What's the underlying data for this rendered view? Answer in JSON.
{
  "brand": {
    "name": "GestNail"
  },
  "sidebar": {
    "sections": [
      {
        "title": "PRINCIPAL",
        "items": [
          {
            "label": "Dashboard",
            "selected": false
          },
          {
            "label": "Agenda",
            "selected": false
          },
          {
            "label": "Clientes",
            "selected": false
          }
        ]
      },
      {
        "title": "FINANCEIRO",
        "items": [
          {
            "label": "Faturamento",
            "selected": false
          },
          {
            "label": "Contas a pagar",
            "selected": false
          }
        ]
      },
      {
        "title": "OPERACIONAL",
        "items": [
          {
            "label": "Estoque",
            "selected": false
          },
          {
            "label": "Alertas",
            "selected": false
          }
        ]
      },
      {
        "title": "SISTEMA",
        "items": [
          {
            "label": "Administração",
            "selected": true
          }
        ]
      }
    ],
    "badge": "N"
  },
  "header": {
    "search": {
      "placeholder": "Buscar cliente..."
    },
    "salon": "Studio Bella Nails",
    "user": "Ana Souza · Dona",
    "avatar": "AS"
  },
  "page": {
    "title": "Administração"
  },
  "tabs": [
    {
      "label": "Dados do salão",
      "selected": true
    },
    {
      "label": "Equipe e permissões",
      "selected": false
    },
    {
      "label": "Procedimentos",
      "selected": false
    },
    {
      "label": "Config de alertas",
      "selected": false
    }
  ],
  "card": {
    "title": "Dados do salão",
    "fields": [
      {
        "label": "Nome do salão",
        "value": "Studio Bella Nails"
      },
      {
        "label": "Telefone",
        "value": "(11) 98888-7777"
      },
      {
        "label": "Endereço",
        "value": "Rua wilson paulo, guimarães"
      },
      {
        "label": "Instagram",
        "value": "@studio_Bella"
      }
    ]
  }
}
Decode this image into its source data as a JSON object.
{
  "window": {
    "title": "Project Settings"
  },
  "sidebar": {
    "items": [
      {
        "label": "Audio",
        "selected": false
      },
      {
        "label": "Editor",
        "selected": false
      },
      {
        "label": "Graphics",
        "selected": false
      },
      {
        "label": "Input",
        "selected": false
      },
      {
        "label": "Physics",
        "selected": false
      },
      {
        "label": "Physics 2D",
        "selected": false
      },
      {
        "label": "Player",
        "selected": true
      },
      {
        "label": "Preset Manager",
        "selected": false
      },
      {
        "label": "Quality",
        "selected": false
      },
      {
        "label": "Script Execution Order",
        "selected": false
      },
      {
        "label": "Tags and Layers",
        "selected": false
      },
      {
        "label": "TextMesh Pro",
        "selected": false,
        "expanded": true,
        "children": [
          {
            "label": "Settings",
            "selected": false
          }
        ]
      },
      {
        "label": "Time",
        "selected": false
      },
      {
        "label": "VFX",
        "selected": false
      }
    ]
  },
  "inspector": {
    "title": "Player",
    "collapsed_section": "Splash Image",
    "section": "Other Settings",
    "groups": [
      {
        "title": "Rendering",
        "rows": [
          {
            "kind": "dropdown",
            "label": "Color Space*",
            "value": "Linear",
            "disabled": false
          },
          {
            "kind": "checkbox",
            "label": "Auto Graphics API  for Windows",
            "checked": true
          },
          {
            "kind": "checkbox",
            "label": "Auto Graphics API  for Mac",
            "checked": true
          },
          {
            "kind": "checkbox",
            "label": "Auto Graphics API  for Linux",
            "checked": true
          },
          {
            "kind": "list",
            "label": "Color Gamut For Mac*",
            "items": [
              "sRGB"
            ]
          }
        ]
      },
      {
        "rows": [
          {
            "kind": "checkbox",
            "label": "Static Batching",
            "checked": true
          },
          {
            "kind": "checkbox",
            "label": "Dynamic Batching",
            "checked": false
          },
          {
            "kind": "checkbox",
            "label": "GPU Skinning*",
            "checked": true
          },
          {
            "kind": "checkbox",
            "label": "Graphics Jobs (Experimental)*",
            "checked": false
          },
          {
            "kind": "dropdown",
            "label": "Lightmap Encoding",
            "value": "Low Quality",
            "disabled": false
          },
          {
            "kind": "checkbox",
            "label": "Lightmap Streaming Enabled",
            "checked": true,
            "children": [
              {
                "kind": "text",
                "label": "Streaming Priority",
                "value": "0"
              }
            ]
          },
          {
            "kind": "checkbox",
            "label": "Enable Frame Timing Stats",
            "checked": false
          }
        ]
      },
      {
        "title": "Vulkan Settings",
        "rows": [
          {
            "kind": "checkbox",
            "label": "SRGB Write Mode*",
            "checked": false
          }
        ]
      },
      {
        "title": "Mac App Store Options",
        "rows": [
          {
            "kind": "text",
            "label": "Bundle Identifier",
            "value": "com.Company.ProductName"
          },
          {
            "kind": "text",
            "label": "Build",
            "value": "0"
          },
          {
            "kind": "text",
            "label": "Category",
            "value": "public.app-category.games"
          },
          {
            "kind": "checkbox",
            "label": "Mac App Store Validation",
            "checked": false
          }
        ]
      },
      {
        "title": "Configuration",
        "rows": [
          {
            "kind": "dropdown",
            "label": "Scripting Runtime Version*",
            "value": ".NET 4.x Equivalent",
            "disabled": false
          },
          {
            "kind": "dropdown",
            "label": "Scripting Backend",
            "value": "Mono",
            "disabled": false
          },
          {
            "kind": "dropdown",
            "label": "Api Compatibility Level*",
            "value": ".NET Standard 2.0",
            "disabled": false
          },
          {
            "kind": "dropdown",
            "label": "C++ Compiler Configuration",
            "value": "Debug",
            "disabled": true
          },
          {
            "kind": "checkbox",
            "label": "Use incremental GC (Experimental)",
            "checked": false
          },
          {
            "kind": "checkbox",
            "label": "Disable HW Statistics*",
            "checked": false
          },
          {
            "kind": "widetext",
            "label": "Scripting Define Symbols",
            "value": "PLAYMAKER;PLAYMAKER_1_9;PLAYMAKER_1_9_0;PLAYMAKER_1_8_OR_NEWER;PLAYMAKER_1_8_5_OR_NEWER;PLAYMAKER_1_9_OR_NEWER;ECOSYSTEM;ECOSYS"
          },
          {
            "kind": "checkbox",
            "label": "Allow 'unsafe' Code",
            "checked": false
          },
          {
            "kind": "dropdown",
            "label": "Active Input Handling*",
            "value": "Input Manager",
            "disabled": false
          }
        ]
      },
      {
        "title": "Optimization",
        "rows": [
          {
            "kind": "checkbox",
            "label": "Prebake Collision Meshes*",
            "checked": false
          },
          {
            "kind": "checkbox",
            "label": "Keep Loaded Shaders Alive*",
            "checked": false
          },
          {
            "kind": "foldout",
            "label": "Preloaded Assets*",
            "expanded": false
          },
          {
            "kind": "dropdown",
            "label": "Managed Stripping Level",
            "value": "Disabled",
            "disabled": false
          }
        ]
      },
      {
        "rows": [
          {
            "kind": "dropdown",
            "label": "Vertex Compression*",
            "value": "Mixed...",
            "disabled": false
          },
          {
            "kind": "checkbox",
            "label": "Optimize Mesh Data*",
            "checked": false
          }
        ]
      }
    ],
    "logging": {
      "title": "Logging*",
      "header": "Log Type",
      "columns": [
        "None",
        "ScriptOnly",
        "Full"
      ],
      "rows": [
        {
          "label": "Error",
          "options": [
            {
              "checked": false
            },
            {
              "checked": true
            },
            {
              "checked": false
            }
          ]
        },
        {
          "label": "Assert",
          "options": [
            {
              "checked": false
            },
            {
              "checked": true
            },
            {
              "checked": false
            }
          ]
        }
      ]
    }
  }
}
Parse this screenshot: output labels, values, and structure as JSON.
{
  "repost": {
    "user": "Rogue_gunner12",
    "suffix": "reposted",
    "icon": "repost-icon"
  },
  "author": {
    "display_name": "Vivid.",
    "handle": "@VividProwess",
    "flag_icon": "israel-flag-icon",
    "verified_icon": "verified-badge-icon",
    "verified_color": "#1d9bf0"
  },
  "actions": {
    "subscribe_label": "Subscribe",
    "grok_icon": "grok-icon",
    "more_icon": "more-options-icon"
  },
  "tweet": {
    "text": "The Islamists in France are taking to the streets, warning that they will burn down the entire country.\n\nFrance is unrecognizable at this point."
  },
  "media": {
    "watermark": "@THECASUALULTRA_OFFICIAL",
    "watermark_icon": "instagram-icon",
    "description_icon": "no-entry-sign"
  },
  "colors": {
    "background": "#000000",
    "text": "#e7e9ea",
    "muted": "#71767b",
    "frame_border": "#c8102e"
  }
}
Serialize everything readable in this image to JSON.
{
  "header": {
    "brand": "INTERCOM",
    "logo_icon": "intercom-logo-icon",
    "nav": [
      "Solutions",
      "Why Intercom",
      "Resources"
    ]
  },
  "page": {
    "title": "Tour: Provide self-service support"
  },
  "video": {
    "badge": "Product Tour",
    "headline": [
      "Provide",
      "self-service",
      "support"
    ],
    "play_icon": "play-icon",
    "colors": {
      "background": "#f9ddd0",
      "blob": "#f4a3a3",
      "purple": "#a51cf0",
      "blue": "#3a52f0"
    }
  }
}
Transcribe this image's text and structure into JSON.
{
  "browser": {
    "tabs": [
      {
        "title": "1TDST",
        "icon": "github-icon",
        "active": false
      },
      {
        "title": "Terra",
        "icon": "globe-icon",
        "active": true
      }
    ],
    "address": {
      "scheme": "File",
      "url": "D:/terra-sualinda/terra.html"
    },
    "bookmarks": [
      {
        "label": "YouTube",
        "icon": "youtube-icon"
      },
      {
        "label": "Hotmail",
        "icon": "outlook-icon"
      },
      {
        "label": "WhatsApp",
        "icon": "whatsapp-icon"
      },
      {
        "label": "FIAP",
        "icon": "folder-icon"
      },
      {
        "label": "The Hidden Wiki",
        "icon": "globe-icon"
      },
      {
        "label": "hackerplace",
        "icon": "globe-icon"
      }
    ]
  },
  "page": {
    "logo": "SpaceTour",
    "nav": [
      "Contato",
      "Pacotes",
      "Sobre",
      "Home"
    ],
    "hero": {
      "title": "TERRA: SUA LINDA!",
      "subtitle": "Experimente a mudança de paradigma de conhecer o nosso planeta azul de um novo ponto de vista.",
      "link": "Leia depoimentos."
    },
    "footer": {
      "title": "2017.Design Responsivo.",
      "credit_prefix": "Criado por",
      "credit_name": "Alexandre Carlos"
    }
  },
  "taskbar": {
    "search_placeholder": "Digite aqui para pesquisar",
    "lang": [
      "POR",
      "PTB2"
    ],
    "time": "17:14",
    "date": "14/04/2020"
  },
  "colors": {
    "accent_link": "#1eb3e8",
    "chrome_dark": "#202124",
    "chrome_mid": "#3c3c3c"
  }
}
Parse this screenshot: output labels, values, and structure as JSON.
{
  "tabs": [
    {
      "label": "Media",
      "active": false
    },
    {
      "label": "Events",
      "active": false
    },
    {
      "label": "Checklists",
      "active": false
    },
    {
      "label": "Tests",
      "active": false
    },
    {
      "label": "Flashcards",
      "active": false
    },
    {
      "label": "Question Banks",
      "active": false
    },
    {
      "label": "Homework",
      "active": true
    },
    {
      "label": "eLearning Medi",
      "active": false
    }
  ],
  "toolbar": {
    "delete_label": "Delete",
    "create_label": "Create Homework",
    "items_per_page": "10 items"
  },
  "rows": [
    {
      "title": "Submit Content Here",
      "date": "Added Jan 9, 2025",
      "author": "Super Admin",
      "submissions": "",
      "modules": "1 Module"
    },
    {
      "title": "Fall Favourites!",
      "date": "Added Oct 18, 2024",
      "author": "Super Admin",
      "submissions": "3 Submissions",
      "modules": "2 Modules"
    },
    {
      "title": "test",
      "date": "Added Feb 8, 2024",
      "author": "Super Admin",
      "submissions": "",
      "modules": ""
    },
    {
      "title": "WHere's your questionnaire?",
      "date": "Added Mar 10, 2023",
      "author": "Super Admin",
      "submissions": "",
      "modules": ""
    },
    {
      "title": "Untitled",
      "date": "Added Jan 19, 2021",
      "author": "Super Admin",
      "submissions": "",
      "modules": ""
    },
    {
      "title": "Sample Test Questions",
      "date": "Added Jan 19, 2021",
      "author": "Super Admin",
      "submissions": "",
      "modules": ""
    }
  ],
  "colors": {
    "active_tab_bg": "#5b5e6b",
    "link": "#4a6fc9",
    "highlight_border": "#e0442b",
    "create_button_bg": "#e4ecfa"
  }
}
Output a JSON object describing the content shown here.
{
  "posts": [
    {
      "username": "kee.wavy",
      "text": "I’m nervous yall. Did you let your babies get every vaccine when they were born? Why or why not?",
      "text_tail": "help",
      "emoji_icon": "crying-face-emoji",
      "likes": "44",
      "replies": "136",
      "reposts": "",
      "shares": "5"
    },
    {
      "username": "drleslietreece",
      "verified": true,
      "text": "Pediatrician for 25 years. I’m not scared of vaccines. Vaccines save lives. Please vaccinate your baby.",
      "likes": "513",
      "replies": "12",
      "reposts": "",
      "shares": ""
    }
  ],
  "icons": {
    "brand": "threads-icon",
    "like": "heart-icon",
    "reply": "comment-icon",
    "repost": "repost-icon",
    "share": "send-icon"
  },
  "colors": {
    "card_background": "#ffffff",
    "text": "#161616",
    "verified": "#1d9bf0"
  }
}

PROBLEM REQUIREMENTS: Each line containing "Lightmap" counts once; state the total number of such lines and nothing else.

EXERCISE RESULT: 2